Provided entries:

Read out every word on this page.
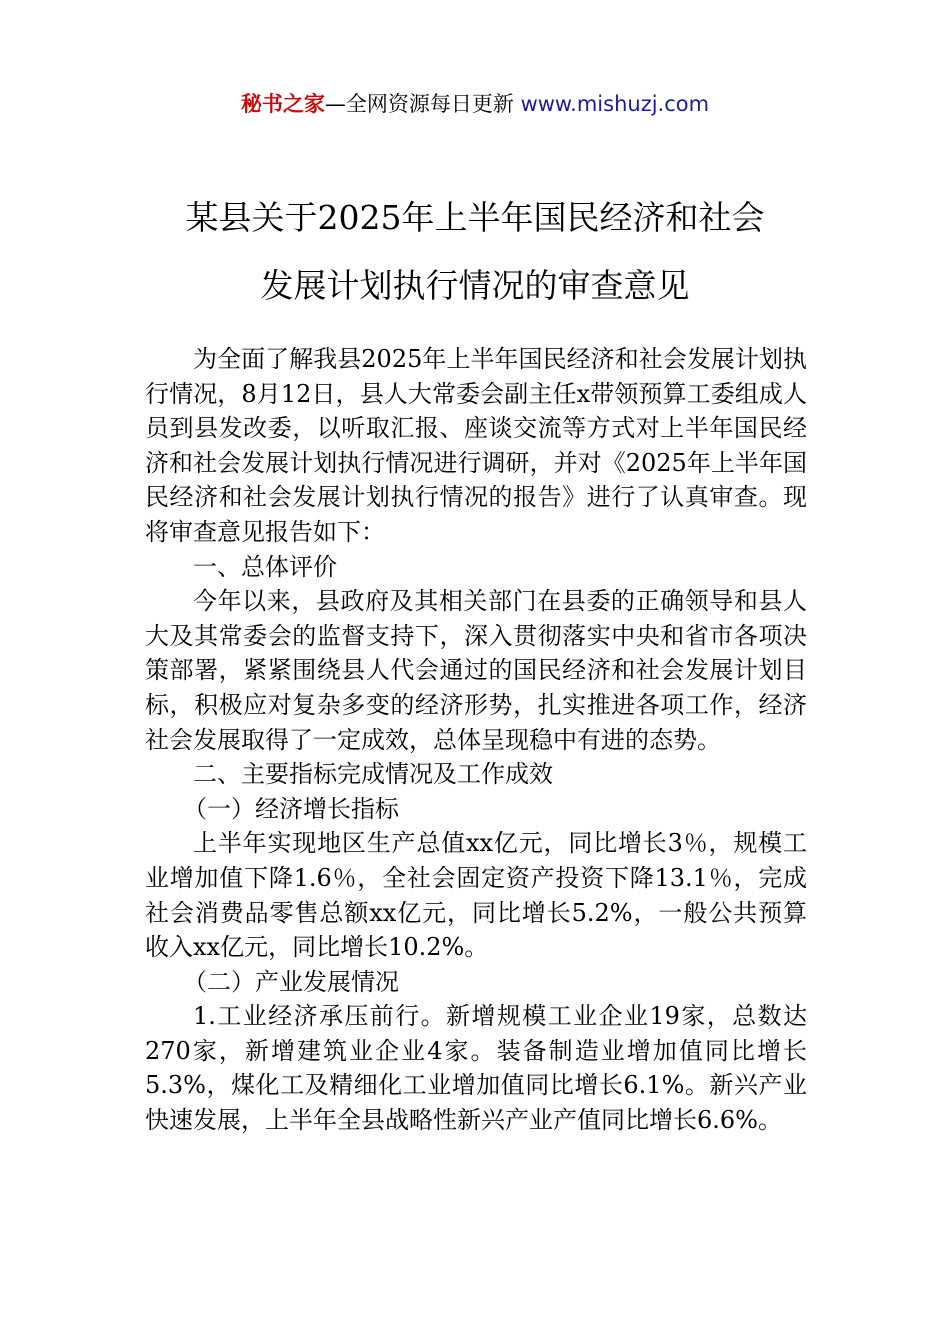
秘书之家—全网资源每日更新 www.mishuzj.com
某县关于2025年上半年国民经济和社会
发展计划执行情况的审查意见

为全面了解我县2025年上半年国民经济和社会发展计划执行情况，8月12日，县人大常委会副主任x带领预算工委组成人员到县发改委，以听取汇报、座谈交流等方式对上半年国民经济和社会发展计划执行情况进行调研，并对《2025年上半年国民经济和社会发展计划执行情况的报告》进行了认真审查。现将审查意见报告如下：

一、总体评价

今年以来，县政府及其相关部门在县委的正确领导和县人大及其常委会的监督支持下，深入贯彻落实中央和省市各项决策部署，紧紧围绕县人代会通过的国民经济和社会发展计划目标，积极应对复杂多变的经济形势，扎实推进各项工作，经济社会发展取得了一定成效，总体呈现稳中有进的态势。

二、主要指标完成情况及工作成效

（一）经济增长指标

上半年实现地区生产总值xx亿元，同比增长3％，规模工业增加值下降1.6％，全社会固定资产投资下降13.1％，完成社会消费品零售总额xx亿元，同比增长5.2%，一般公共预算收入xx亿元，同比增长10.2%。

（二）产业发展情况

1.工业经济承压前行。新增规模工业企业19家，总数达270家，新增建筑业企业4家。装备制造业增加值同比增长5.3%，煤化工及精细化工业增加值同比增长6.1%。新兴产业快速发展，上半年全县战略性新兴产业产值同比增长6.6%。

To be done:
Go through the entries above and print each one exactly, minus the pictures.

Exercise response:
Read out every word on this page.
秘书之家—全网资源每日更新 www.mishuzj.com
某县关于2025年上半年国民经济和社会
发展计划执行情况的审查意见

为全面了解我县2025年上半年国民经济和社会发展计划执行情况，8月12日，县人大常委会副主任x带领预算工委组成人员到县发改委，以听取汇报、座谈交流等方式对上半年国民经济和社会发展计划执行情况进行调研，并对《2025年上半年国民经济和社会发展计划执行情况的报告》进行了认真审查。现将审查意见报告如下：

一、总体评价

今年以来，县政府及其相关部门在县委的正确领导和县人大及其常委会的监督支持下，深入贯彻落实中央和省市各项决策部署，紧紧围绕县人代会通过的国民经济和社会发展计划目标，积极应对复杂多变的经济形势，扎实推进各项工作，经济社会发展取得了一定成效，总体呈现稳中有进的态势。

二、主要指标完成情况及工作成效

（一）经济增长指标

上半年实现地区生产总值xx亿元，同比增长3％，规模工业增加值下降1.6％，全社会固定资产投资下降13.1％，完成社会消费品零售总额xx亿元，同比增长5.2%，一般公共预算收入xx亿元，同比增长10.2%。

（二）产业发展情况

1.工业经济承压前行。新增规模工业企业19家，总数达270家，新增建筑业企业4家。装备制造业增加值同比增长5.3%，煤化工及精细化工业增加值同比增长6.1%。新兴产业快速发展，上半年全县战略性新兴产业产值同比增长6.6%。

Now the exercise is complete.